Exercise material:

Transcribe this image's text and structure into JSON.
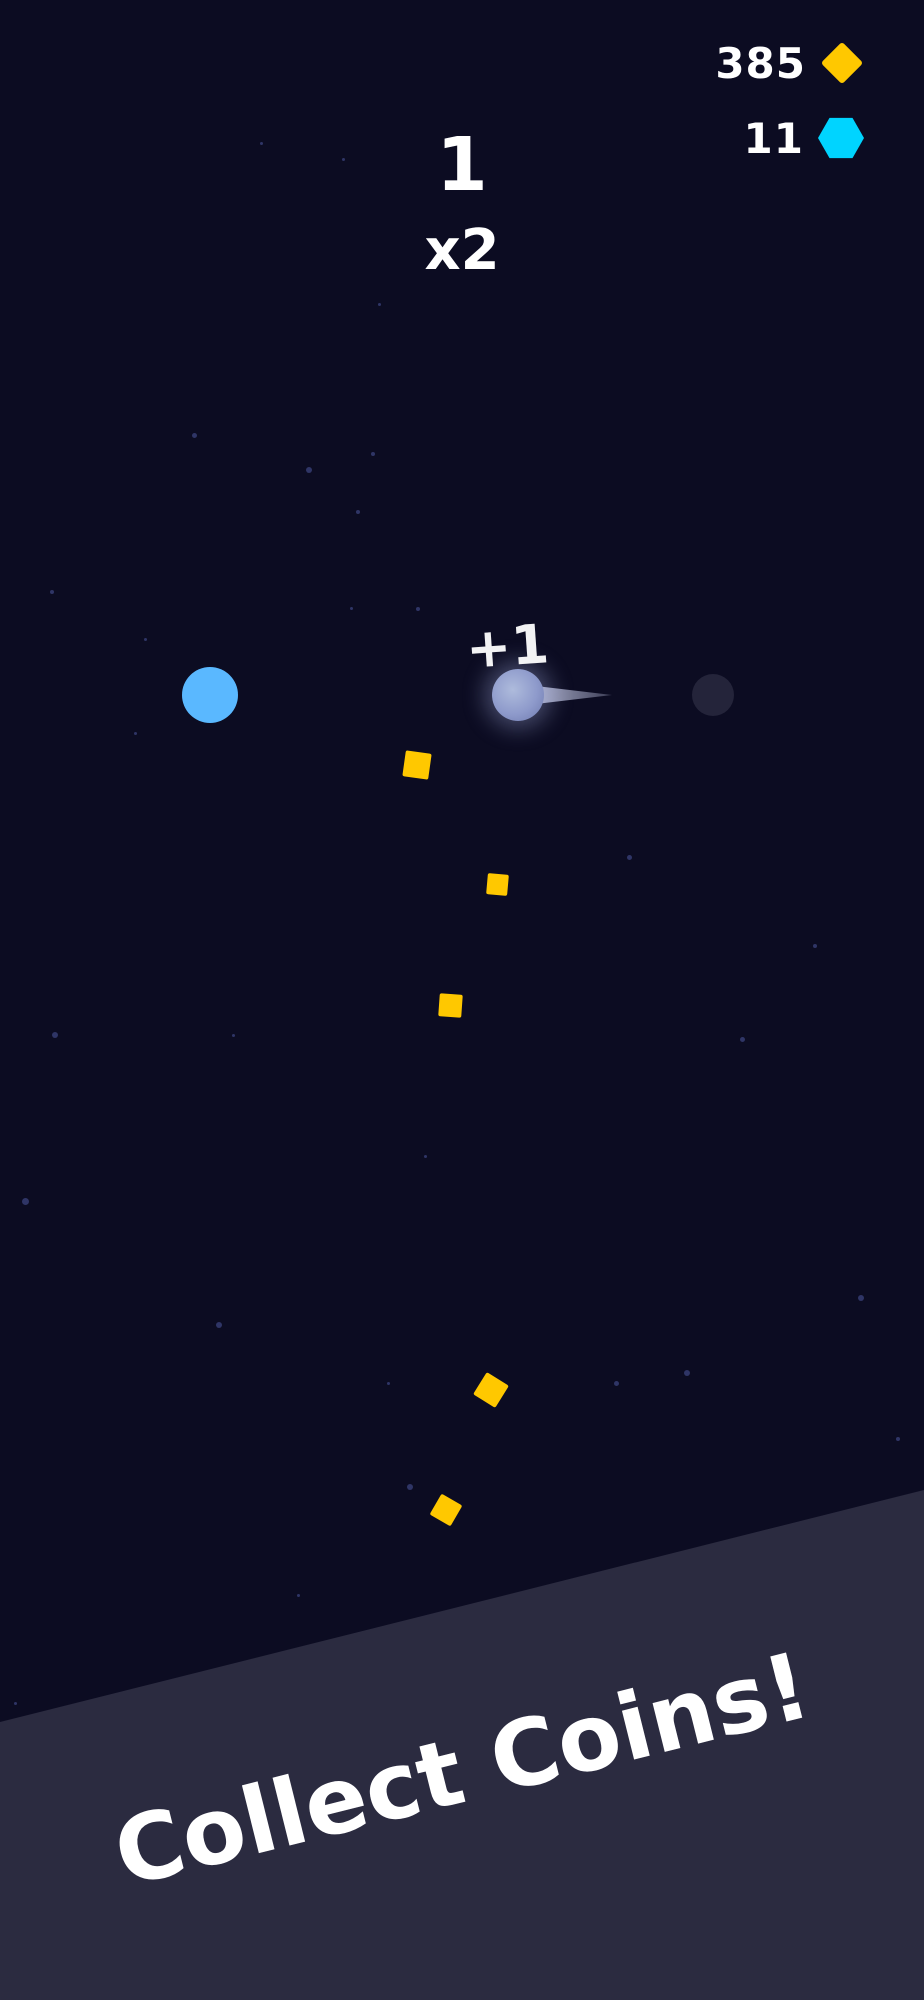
{
  "hud": {
    "coins": {
      "value": "385",
      "icon": "gold-diamond-icon"
    },
    "gems": {
      "value": "11",
      "icon": "cyan-hexagon-icon"
    },
    "score": "1",
    "multiplier": "x2"
  },
  "popup": {
    "text": "+1"
  },
  "banner": {
    "text": "Collect Coins!"
  },
  "colors": {
    "background": "#0c0c22",
    "coin": "#ffc800",
    "gem": "#00d4ff",
    "planet": "#5ab8ff",
    "banner": "#2b2b40"
  }
}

Problem statement:
Reproduce the records above exactly, leaving out every picture they contain.

Written response:
Transcribe this image's text and structure into JSON.
{
  "hud": {
    "coins": {
      "value": "385",
      "icon": "gold-diamond-icon"
    },
    "gems": {
      "value": "11",
      "icon": "cyan-hexagon-icon"
    },
    "score": "1",
    "multiplier": "x2"
  },
  "popup": {
    "text": "+1"
  },
  "banner": {
    "text": "Collect Coins!"
  },
  "colors": {
    "background": "#0c0c22",
    "coin": "#ffc800",
    "gem": "#00d4ff",
    "planet": "#5ab8ff",
    "banner": "#2b2b40"
  }
}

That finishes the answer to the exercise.